TASK GOAL: Copy each line below that contains "Федерации".

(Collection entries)
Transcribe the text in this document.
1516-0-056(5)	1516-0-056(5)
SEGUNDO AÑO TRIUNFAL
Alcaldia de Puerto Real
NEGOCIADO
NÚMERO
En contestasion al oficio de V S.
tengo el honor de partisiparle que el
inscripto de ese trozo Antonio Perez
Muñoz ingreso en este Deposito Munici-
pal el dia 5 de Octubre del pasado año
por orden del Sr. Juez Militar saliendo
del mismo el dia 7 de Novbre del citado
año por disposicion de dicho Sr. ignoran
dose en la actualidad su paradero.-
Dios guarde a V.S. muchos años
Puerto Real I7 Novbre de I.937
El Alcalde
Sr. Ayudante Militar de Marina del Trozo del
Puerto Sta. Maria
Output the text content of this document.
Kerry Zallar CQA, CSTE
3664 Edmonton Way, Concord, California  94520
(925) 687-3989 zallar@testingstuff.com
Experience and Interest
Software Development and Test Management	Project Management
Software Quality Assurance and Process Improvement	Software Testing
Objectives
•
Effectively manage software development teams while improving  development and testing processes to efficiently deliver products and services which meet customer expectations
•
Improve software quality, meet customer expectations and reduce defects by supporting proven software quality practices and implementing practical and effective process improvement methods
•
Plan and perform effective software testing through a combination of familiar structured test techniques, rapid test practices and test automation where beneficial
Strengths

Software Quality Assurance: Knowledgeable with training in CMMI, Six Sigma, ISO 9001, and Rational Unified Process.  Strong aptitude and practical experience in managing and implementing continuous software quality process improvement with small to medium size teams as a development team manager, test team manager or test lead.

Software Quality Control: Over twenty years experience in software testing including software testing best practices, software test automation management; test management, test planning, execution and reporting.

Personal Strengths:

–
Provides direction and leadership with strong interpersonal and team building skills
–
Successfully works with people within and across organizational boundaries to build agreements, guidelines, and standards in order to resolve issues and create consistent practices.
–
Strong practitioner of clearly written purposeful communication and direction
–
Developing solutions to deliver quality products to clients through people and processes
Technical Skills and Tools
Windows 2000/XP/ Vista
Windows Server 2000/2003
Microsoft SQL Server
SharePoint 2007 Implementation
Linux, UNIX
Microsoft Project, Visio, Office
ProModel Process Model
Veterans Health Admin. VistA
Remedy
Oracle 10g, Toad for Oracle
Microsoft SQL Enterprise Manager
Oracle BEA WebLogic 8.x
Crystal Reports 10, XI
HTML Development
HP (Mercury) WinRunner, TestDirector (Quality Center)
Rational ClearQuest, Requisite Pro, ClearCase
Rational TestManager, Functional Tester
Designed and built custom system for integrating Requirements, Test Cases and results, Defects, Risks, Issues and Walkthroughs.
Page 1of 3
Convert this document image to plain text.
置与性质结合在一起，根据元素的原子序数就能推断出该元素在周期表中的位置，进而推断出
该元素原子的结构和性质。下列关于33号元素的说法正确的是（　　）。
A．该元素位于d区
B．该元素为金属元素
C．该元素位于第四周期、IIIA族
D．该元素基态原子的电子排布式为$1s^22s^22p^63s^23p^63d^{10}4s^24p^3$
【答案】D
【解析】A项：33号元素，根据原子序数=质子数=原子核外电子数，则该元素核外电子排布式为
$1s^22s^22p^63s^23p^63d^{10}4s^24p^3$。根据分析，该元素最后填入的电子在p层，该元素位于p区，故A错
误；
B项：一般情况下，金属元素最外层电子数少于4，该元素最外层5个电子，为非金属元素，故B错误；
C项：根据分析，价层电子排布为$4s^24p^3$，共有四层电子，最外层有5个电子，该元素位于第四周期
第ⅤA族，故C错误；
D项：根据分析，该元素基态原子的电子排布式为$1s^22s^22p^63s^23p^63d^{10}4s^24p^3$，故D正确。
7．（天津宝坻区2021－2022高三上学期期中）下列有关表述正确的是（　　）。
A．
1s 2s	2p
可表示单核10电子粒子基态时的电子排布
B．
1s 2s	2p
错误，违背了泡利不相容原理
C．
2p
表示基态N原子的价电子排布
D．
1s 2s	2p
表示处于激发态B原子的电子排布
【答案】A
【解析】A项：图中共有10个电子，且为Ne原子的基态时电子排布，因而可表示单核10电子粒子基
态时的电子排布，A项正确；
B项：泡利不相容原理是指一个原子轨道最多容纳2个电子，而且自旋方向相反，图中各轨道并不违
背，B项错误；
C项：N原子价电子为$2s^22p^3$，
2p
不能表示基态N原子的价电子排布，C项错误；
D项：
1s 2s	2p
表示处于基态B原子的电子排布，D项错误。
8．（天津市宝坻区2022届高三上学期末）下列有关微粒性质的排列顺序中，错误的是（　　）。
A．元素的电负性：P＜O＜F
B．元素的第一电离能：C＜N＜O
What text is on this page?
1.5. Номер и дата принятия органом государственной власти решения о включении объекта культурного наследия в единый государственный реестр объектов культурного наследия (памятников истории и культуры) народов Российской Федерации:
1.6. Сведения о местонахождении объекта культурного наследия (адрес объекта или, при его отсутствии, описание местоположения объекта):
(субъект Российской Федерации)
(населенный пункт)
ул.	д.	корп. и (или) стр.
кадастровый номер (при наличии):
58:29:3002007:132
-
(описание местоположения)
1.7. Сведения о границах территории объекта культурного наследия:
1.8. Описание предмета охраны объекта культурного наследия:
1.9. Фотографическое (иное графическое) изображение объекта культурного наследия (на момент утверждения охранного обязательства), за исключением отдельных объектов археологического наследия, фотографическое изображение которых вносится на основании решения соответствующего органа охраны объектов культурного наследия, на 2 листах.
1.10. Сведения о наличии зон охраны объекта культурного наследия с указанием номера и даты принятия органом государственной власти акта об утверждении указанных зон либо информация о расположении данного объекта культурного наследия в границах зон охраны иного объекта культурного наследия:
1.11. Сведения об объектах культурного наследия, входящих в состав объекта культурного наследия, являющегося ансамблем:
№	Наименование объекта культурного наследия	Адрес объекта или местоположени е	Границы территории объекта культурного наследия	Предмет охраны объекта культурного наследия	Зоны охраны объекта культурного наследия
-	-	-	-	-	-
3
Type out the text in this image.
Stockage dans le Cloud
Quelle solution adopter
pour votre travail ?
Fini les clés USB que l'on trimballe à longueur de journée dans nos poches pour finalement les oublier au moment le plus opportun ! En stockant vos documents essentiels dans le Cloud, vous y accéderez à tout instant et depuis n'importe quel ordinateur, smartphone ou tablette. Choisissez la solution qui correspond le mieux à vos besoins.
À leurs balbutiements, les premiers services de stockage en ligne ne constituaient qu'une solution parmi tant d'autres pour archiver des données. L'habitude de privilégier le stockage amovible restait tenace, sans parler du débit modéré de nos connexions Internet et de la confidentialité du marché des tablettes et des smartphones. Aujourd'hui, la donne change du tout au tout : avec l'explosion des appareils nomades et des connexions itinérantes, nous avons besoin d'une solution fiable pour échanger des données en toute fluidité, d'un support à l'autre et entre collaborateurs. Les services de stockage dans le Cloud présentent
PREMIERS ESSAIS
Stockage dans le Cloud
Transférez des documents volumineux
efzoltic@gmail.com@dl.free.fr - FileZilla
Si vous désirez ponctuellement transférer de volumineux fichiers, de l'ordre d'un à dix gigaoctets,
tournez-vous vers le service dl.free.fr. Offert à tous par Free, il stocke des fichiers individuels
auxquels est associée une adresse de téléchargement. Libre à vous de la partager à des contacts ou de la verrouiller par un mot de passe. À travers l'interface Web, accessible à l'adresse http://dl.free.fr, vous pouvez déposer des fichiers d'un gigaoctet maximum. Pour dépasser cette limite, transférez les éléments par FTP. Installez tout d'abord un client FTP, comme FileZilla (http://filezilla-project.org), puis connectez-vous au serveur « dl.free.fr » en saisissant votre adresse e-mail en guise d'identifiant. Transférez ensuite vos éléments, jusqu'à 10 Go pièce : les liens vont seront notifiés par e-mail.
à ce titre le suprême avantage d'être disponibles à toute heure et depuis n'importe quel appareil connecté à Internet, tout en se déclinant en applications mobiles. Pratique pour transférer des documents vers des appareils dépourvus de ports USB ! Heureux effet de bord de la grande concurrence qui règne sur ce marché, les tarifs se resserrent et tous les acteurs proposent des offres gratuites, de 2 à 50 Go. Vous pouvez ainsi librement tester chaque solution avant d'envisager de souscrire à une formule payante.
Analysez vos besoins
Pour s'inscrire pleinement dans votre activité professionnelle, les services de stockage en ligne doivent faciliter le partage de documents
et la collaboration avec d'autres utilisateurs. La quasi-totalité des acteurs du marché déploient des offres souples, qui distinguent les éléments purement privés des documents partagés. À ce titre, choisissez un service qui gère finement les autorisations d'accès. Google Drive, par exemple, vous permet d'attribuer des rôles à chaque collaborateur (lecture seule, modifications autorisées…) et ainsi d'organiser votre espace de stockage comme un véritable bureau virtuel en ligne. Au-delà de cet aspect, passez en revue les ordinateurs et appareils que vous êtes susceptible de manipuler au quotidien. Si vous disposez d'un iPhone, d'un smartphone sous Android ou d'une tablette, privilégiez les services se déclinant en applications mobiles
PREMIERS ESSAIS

SOLUTION FOR THIS EXERCISE:
1.5. Номер и дата принятия органом государственной власти решения о включении объекта культурного наследия в единый государственный реестр объектов культурного наследия (памятников истории и культуры) народов Российской Федерации:
(субъект Российской Федерации)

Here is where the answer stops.